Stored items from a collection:
* begin *
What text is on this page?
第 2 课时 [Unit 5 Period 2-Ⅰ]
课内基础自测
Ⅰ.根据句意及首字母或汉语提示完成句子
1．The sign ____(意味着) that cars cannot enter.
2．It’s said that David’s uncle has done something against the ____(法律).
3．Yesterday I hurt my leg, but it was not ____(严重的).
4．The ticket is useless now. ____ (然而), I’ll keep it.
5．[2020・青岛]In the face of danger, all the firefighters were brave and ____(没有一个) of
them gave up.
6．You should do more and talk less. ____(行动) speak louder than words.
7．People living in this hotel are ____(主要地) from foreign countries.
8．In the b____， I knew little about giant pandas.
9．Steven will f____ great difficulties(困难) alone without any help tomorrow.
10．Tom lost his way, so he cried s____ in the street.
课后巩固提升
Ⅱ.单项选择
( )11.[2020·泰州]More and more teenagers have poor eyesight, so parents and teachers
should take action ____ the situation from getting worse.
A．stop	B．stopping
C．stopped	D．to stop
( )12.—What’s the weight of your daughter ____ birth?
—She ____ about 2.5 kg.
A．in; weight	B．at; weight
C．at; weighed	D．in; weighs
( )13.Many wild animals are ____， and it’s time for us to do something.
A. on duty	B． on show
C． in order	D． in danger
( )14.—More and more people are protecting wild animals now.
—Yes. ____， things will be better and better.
* end *
# [Problem statement]
Each line that has the word "more" should be copied.

# [Finished task]
6．You should do more and talk less. ____(行动) speak louder than words.
( )11.[2020·泰州]More and more teenagers have poor eyesight, so parents and teachers
( )14.—More and more people are protecting wild animals now.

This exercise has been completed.